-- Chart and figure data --
— start —

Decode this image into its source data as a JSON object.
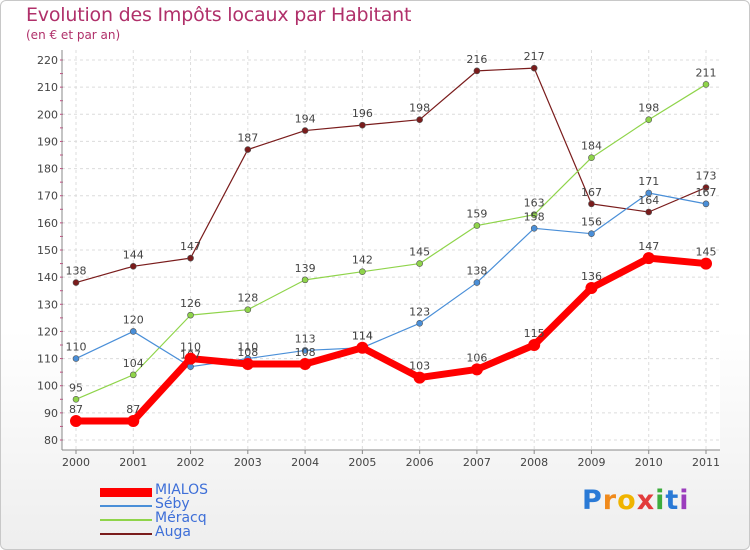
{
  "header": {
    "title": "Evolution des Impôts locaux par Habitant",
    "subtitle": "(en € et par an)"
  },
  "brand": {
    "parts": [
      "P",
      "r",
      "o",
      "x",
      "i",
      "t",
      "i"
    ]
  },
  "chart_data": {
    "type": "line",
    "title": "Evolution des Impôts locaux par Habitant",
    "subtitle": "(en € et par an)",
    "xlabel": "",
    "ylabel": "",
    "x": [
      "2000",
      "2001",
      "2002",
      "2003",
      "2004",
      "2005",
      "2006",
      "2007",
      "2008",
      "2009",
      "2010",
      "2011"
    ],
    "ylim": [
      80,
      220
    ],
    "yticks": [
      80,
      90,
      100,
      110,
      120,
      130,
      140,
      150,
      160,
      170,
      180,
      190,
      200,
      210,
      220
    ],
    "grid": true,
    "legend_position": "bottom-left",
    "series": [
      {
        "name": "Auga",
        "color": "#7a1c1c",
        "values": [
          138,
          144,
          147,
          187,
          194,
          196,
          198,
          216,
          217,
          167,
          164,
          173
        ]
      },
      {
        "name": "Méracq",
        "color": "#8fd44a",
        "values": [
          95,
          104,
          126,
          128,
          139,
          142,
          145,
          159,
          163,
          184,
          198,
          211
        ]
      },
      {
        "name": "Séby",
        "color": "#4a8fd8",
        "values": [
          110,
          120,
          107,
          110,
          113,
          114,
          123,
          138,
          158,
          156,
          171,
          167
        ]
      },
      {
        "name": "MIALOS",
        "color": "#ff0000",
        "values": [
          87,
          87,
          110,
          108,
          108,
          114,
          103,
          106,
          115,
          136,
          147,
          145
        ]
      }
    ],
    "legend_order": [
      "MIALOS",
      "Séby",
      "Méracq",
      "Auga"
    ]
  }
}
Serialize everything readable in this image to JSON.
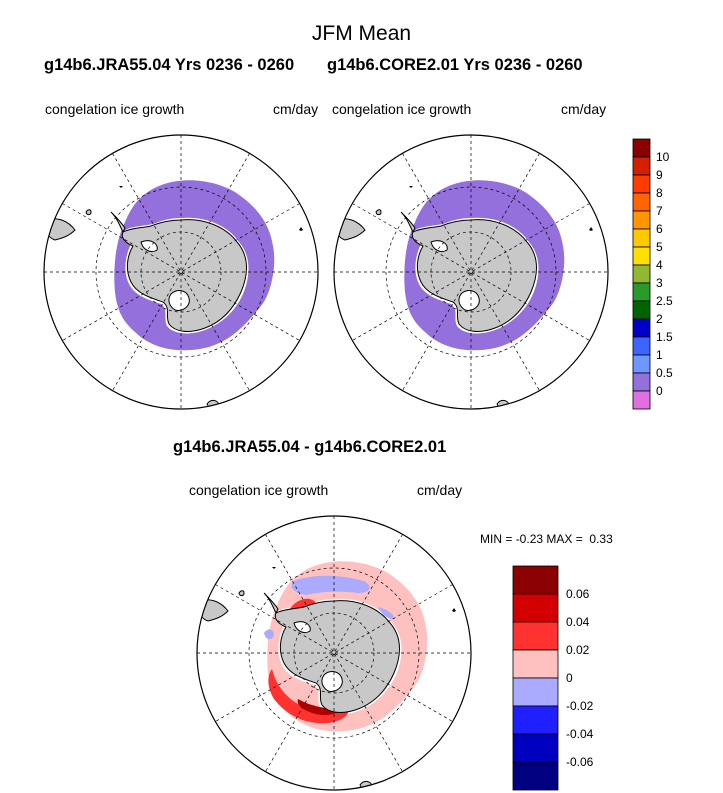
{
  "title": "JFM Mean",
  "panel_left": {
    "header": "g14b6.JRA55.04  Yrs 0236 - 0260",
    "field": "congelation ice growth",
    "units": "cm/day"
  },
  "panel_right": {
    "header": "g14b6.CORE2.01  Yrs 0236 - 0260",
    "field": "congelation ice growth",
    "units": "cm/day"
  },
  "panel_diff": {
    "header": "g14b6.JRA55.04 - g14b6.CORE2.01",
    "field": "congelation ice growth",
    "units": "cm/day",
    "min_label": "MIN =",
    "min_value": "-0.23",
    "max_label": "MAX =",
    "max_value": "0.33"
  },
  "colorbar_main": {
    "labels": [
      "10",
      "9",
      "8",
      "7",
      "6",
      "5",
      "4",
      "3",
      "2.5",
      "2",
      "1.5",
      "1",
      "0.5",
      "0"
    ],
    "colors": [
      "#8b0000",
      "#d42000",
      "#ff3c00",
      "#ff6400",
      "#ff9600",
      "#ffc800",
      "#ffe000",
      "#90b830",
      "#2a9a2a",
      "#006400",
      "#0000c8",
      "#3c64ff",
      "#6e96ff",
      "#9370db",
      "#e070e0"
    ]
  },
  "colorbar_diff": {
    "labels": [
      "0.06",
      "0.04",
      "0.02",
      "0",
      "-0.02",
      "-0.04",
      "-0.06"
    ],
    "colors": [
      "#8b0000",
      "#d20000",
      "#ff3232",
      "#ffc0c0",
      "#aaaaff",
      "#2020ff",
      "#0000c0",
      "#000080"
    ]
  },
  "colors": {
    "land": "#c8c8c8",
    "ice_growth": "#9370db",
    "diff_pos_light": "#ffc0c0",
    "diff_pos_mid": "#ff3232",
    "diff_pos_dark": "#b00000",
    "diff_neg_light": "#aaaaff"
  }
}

— end —
— start —

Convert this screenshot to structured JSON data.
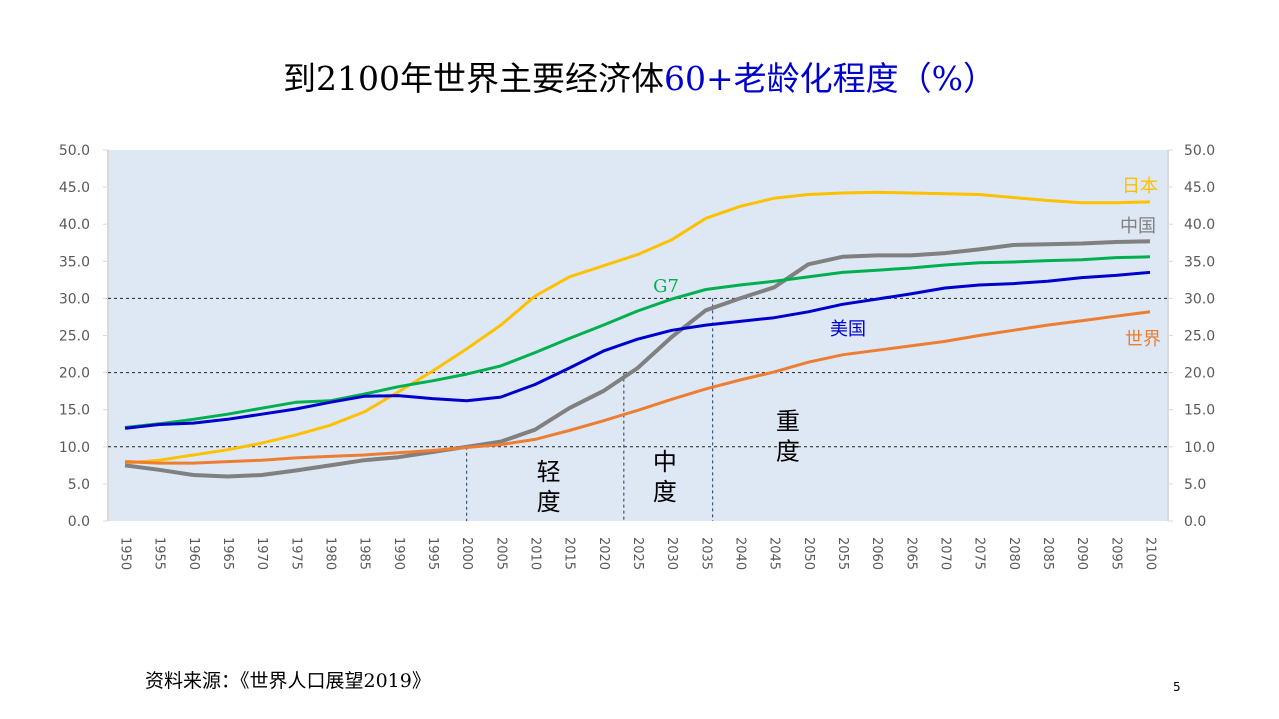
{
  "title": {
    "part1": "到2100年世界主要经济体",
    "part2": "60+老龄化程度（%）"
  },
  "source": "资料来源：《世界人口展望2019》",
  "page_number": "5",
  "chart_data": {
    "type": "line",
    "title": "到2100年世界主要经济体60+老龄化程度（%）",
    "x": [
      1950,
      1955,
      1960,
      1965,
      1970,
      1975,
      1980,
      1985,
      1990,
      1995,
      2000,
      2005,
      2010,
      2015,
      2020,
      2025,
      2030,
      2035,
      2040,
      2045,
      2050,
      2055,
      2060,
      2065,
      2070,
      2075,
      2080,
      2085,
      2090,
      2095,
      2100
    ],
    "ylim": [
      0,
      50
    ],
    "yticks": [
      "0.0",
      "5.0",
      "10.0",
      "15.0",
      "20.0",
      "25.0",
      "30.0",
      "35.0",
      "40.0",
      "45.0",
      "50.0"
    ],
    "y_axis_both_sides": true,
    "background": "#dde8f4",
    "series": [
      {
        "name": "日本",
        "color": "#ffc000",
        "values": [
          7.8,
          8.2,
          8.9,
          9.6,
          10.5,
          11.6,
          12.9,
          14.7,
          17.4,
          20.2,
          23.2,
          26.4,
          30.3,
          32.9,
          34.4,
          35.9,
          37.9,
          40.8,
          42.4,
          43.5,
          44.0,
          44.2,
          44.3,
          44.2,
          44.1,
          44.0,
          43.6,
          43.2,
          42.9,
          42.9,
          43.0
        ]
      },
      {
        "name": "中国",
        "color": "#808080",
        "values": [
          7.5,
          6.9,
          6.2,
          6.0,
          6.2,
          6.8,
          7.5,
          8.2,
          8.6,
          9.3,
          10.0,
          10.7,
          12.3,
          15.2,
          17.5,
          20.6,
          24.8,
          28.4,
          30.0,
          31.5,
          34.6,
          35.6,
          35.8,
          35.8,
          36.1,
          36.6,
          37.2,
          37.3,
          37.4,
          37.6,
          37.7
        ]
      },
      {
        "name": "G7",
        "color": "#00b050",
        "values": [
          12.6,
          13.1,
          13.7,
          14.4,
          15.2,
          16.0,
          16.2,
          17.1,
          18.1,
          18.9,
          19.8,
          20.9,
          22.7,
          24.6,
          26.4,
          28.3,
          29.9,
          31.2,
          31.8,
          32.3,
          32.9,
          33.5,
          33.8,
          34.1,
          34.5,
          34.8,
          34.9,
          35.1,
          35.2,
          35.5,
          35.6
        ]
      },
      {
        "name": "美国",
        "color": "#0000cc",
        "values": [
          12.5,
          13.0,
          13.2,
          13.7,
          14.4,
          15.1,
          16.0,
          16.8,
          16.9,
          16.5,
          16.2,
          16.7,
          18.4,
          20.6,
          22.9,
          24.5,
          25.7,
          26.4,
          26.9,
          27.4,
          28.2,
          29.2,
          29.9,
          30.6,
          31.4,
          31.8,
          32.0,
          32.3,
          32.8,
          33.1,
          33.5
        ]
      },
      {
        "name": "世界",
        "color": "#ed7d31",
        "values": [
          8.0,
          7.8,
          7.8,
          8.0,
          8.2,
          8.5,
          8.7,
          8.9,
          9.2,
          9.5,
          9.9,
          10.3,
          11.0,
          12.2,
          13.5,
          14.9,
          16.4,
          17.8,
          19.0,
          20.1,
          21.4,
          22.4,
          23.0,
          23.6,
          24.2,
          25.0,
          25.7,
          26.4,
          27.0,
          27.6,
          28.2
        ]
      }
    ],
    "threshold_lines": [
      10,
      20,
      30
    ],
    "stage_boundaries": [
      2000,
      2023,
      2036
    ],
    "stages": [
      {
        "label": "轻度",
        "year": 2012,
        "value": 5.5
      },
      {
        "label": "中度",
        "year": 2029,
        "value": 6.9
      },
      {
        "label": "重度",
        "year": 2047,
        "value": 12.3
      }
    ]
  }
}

— end —

-- What you are asked to do --
Copy out each line of the records that holds the string "JSON".

-- Solution below --
Decode this image into its source data as a JSON object.
Serialize everything readable in this image to JSON.
Convert this screenshot to structured JSON data.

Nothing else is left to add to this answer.